## Problem to work on
Type out the data exactly as given. Skip any image.

## Provided data
● ● ● ● ●

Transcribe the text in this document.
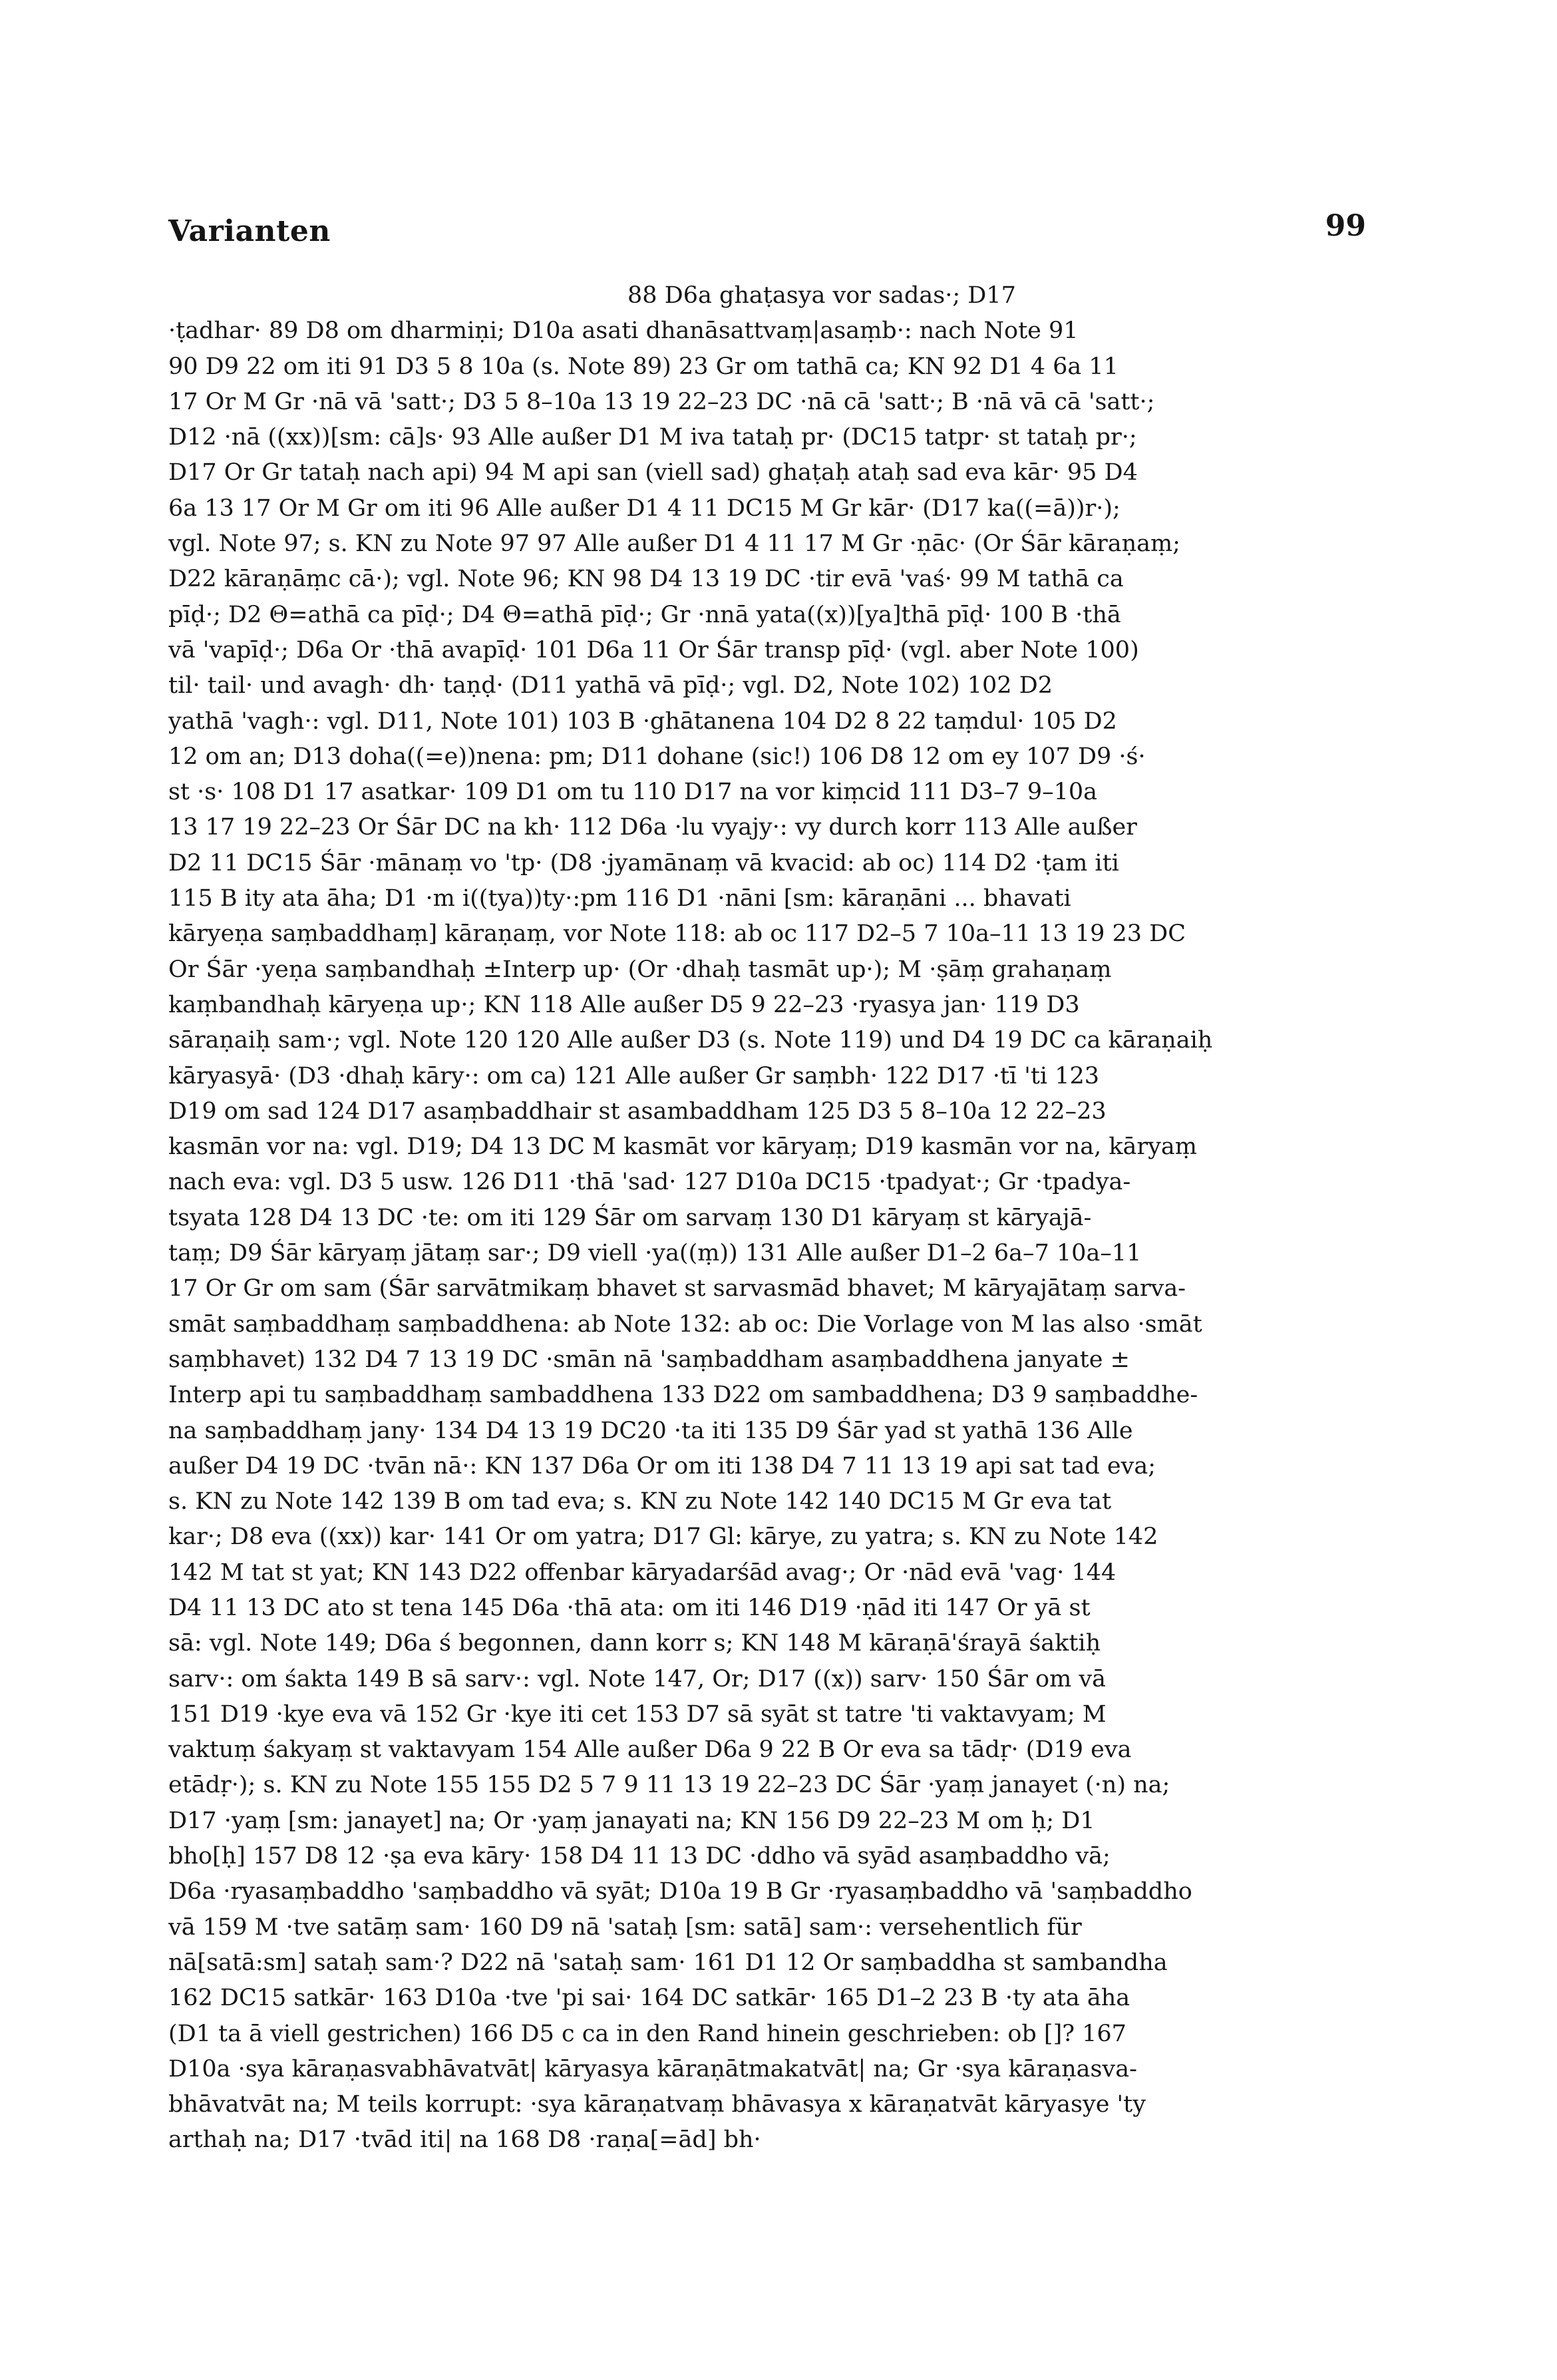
Varianten	99
88 D6a ghaṭasya vor sadas·; D17
·ṭadhar· 89 D8 om dharmiṇi; D10a asati dhanāsattvaṃ|asaṃb·: nach Note 91
90 D9 22 om iti 91 D3 5 8 10a (s. Note 89) 23 Gr om tathā ca; KN 92 D1 4 6a 11
17 Or M Gr ·nā vā 'satt·; D3 5 8–10a 13 19 22–23 DC ·nā cā 'satt·; B ·nā vā cā 'satt·;
D12 ·nā ((xx))[sm: cā]s· 93 Alle außer D1 M iva tataḥ pr· (DC15 tatpr· st tataḥ pr·;
D17 Or Gr tataḥ nach api) 94 M api san (viell sad) ghaṭaḥ ataḥ sad eva kār· 95 D4
6a 13 17 Or M Gr om iti 96 Alle außer D1 4 11 DC15 M Gr kār· (D17 ka((=ā))r·);
vgl. Note 97; s. KN zu Note 97 97 Alle außer D1 4 11 17 M Gr ·ṇāc· (Or Śār kāraṇaṃ;
D22 kāraṇāṃc cā·); vgl. Note 96; KN 98 D4 13 19 DC ·tir evā 'vaś· 99 M tathā ca
pīḍ·; D2 Θ=athā ca pīḍ·; D4 Θ=athā pīḍ·; Gr ·nnā yata((x))[ya]thā pīḍ· 100 B ·thā
vā 'vapīḍ·; D6a Or ·thā avapīḍ· 101 D6a 11 Or Śār transp pīḍ· (vgl. aber Note 100)
til· tail· und avagh· dh· taṇḍ· (D11 yathā vā pīḍ·; vgl. D2, Note 102) 102 D2
yathā 'vagh·: vgl. D11, Note 101) 103 B ·ghātanena 104 D2 8 22 taṃdul· 105 D2
12 om an; D13 doha((=e))nena: pm; D11 dohane (sic!) 106 D8 12 om ey 107 D9 ·ś·
st ·s· 108 D1 17 asatkar· 109 D1 om tu 110 D17 na vor kiṃcid 111 D3–7 9–10a
13 17 19 22–23 Or Śār DC na kh· 112 D6a ·lu vyajy·: vy durch korr 113 Alle außer
D2 11 DC15 Śār ·mānaṃ vo 'tp· (D8 ·jyamānaṃ vā kvacid: ab oc) 114 D2 ·ṭam iti
115 B ity ata āha; D1 ·m i((tya))ty·:pm 116 D1 ·nāni [sm: kāraṇāni ... bhavati
kāryeṇa saṃbaddhaṃ] kāraṇaṃ, vor Note 118: ab oc 117 D2–5 7 10a–11 13 19 23 DC
Or Śār ·yeṇa saṃbandhaḥ ±Interp up· (Or ·dhaḥ tasmāt up·); M ·ṣāṃ grahaṇaṃ
kaṃbandhaḥ kāryeṇa up·; KN 118 Alle außer D5 9 22–23 ·ryasya jan· 119 D3
sāraṇaiḥ sam·; vgl. Note 120 120 Alle außer D3 (s. Note 119) und D4 19 DC ca kāraṇaiḥ
kāryasyā· (D3 ·dhaḥ kāry·: om ca) 121 Alle außer Gr saṃbh· 122 D17 ·tī 'ti 123
D19 om sad 124 D17 asaṃbaddhair st asambaddham 125 D3 5 8–10a 12 22–23
kasmān vor na: vgl. D19; D4 13 DC M kasmāt vor kāryaṃ; D19 kasmān vor na, kāryaṃ
nach eva: vgl. D3 5 usw. 126 D11 ·thā 'sad· 127 D10a DC15 ·tpadyat·; Gr ·tpadya-
tsyata 128 D4 13 DC ·te: om iti 129 Śār om sarvaṃ 130 D1 kāryaṃ st kāryajā-
taṃ; D9 Śār kāryaṃ jātaṃ sar·; D9 viell ·ya((ṃ)) 131 Alle außer D1–2 6a–7 10a–11
17 Or Gr om sam (Śār sarvātmikaṃ bhavet st sarvasmād bhavet; M kāryajātaṃ sarva-
smāt saṃbaddhaṃ saṃbaddhena: ab Note 132: ab oc: Die Vorlage von M las also ·smāt
saṃbhavet) 132 D4 7 13 19 DC ·smān nā 'saṃbaddham asaṃbaddhena janyate ±
Interp api tu saṃbaddhaṃ sambaddhena 133 D22 om sambaddhena; D3 9 saṃbaddhe-
na saṃbaddhaṃ jany· 134 D4 13 19 DC20 ·ta iti 135 D9 Śār yad st yathā 136 Alle
außer D4 19 DC ·tvān nā·: KN 137 D6a Or om iti 138 D4 7 11 13 19 api sat tad eva;
s. KN zu Note 142 139 B om tad eva; s. KN zu Note 142 140 DC15 M Gr eva tat
kar·; D8 eva ((xx)) kar· 141 Or om yatra; D17 Gl: kārye, zu yatra; s. KN zu Note 142
142 M tat st yat; KN 143 D22 offenbar kāryadarśād avag·; Or ·nād evā 'vag· 144
D4 11 13 DC ato st tena 145 D6a ·thā ata: om iti 146 D19 ·ṇād iti 147 Or yā st
sā: vgl. Note 149; D6a ś begonnen, dann korr s; KN 148 M kāraṇā'śrayā śaktiḥ
sarv·: om śakta 149 B sā sarv·: vgl. Note 147, Or; D17 ((x)) sarv· 150 Śār om vā
151 D19 ·kye eva vā 152 Gr ·kye iti cet 153 D7 sā syāt st tatre 'ti vaktavyam; M
vaktuṃ śakyaṃ st vaktavyam 154 Alle außer D6a 9 22 B Or eva sa tādṛ· (D19 eva
etādṛ·); s. KN zu Note 155 155 D2 5 7 9 11 13 19 22–23 DC Śār ·yaṃ janayet (·n) na;
D17 ·yaṃ [sm: janayet] na; Or ·yaṃ janayati na; KN 156 D9 22–23 M om ḥ; D1
bho[ḥ] 157 D8 12 ·ṣa eva kāry· 158 D4 11 13 DC ·ddho vā syād asaṃbaddho vā;
D6a ·ryasaṃbaddho 'saṃbaddho vā syāt; D10a 19 B Gr ·ryasaṃbaddho vā 'saṃbaddho
vā 159 M ·tve satāṃ sam· 160 D9 nā 'sataḥ [sm: satā] sam·: versehentlich für
nā[satā:sm] sataḥ sam·? D22 nā 'sataḥ sam· 161 D1 12 Or saṃbaddha st sambandha
162 DC15 satkār· 163 D10a ·tve 'pi sai· 164 DC satkār· 165 D1–2 23 B ·ty ata āha
(D1 ta ā viell gestrichen) 166 D5 c ca in den Rand hinein geschrieben: ob []? 167
D10a ·sya kāraṇasvabhāvatvāt| kāryasya kāraṇātmakatvāt| na; Gr ·sya kāraṇasva-
bhāvatvāt na; M teils korrupt: ·sya kāraṇatvaṃ bhāvasya x kāraṇatvāt kāryasye 'ty
arthaḥ na; D17 ·tvād iti| na 168 D8 ·raṇa[=ād] bh·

● ● ● ● ●

## The response
Transcribe the text in this document.
Varianten	99
88 D6a ghaṭasya vor sadas·; D17
·ṭadhar· 89 D8 om dharmiṇi; D10a asati dhanāsattvaṃ|asaṃb·: nach Note 91
90 D9 22 om iti 91 D3 5 8 10a (s. Note 89) 23 Gr om tathā ca; KN 92 D1 4 6a 11
17 Or M Gr ·nā vā 'satt·; D3 5 8–10a 13 19 22–23 DC ·nā cā 'satt·; B ·nā vā cā 'satt·;
D12 ·nā ((xx))[sm: cā]s· 93 Alle außer D1 M iva tataḥ pr· (DC15 tatpr· st tataḥ pr·;
D17 Or Gr tataḥ nach api) 94 M api san (viell sad) ghaṭaḥ ataḥ sad eva kār· 95 D4
6a 13 17 Or M Gr om iti 96 Alle außer D1 4 11 DC15 M Gr kār· (D17 ka((=ā))r·);
vgl. Note 97; s. KN zu Note 97 97 Alle außer D1 4 11 17 M Gr ·ṇāc· (Or Śār kāraṇaṃ;
D22 kāraṇāṃc cā·); vgl. Note 96; KN 98 D4 13 19 DC ·tir evā 'vaś· 99 M tathā ca
pīḍ·; D2 Θ=athā ca pīḍ·; D4 Θ=athā pīḍ·; Gr ·nnā yata((x))[ya]thā pīḍ· 100 B ·thā
vā 'vapīḍ·; D6a Or ·thā avapīḍ· 101 D6a 11 Or Śār transp pīḍ· (vgl. aber Note 100)
til· tail· und avagh· dh· taṇḍ· (D11 yathā vā pīḍ·; vgl. D2, Note 102) 102 D2
yathā 'vagh·: vgl. D11, Note 101) 103 B ·ghātanena 104 D2 8 22 taṃdul· 105 D2
12 om an; D13 doha((=e))nena: pm; D11 dohane (sic!) 106 D8 12 om ey 107 D9 ·ś·
st ·s· 108 D1 17 asatkar· 109 D1 om tu 110 D17 na vor kiṃcid 111 D3–7 9–10a
13 17 19 22–23 Or Śār DC na kh· 112 D6a ·lu vyajy·: vy durch korr 113 Alle außer
D2 11 DC15 Śār ·mānaṃ vo 'tp· (D8 ·jyamānaṃ vā kvacid: ab oc) 114 D2 ·ṭam iti
115 B ity ata āha; D1 ·m i((tya))ty·:pm 116 D1 ·nāni [sm: kāraṇāni ... bhavati
kāryeṇa saṃbaddhaṃ] kāraṇaṃ, vor Note 118: ab oc 117 D2–5 7 10a–11 13 19 23 DC
Or Śār ·yeṇa saṃbandhaḥ ±Interp up· (Or ·dhaḥ tasmāt up·); M ·ṣāṃ grahaṇaṃ
kaṃbandhaḥ kāryeṇa up·; KN 118 Alle außer D5 9 22–23 ·ryasya jan· 119 D3
sāraṇaiḥ sam·; vgl. Note 120 120 Alle außer D3 (s. Note 119) und D4 19 DC ca kāraṇaiḥ
kāryasyā· (D3 ·dhaḥ kāry·: om ca) 121 Alle außer Gr saṃbh· 122 D17 ·tī 'ti 123
D19 om sad 124 D17 asaṃbaddhair st asambaddham 125 D3 5 8–10a 12 22–23
kasmān vor na: vgl. D19; D4 13 DC M kasmāt vor kāryaṃ; D19 kasmān vor na, kāryaṃ
nach eva: vgl. D3 5 usw. 126 D11 ·thā 'sad· 127 D10a DC15 ·tpadyat·; Gr ·tpadya-
tsyata 128 D4 13 DC ·te: om iti 129 Śār om sarvaṃ 130 D1 kāryaṃ st kāryajā-
taṃ; D9 Śār kāryaṃ jātaṃ sar·; D9 viell ·ya((ṃ)) 131 Alle außer D1–2 6a–7 10a–11
17 Or Gr om sam (Śār sarvātmikaṃ bhavet st sarvasmād bhavet; M kāryajātaṃ sarva-
smāt saṃbaddhaṃ saṃbaddhena: ab Note 132: ab oc: Die Vorlage von M las also ·smāt
saṃbhavet) 132 D4 7 13 19 DC ·smān nā 'saṃbaddham asaṃbaddhena janyate ±
Interp api tu saṃbaddhaṃ sambaddhena 133 D22 om sambaddhena; D3 9 saṃbaddhe-
na saṃbaddhaṃ jany· 134 D4 13 19 DC20 ·ta iti 135 D9 Śār yad st yathā 136 Alle
außer D4 19 DC ·tvān nā·: KN 137 D6a Or om iti 138 D4 7 11 13 19 api sat tad eva;
s. KN zu Note 142 139 B om tad eva; s. KN zu Note 142 140 DC15 M Gr eva tat
kar·; D8 eva ((xx)) kar· 141 Or om yatra; D17 Gl: kārye, zu yatra; s. KN zu Note 142
142 M tat st yat; KN 143 D22 offenbar kāryadarśād avag·; Or ·nād evā 'vag· 144
D4 11 13 DC ato st tena 145 D6a ·thā ata: om iti 146 D19 ·ṇād iti 147 Or yā st
sā: vgl. Note 149; D6a ś begonnen, dann korr s; KN 148 M kāraṇā'śrayā śaktiḥ
sarv·: om śakta 149 B sā sarv·: vgl. Note 147, Or; D17 ((x)) sarv· 150 Śār om vā
151 D19 ·kye eva vā 152 Gr ·kye iti cet 153 D7 sā syāt st tatre 'ti vaktavyam; M
vaktuṃ śakyaṃ st vaktavyam 154 Alle außer D6a 9 22 B Or eva sa tādṛ· (D19 eva
etādṛ·); s. KN zu Note 155 155 D2 5 7 9 11 13 19 22–23 DC Śār ·yaṃ janayet (·n) na;
D17 ·yaṃ [sm: janayet] na; Or ·yaṃ janayati na; KN 156 D9 22–23 M om ḥ; D1
bho[ḥ] 157 D8 12 ·ṣa eva kāry· 158 D4 11 13 DC ·ddho vā syād asaṃbaddho vā;
D6a ·ryasaṃbaddho 'saṃbaddho vā syāt; D10a 19 B Gr ·ryasaṃbaddho vā 'saṃbaddho
vā 159 M ·tve satāṃ sam· 160 D9 nā 'sataḥ [sm: satā] sam·: versehentlich für
nā[satā:sm] sataḥ sam·? D22 nā 'sataḥ sam· 161 D1 12 Or saṃbaddha st sambandha
162 DC15 satkār· 163 D10a ·tve 'pi sai· 164 DC satkār· 165 D1–2 23 B ·ty ata āha
(D1 ta ā viell gestrichen) 166 D5 c ca in den Rand hinein geschrieben: ob []? 167
D10a ·sya kāraṇasvabhāvatvāt| kāryasya kāraṇātmakatvāt| na; Gr ·sya kāraṇasva-
bhāvatvāt na; M teils korrupt: ·sya kāraṇatvaṃ bhāvasya x kāraṇatvāt kāryasye 'ty
arthaḥ na; D17 ·tvād iti| na 168 D8 ·raṇa[=ād] bh·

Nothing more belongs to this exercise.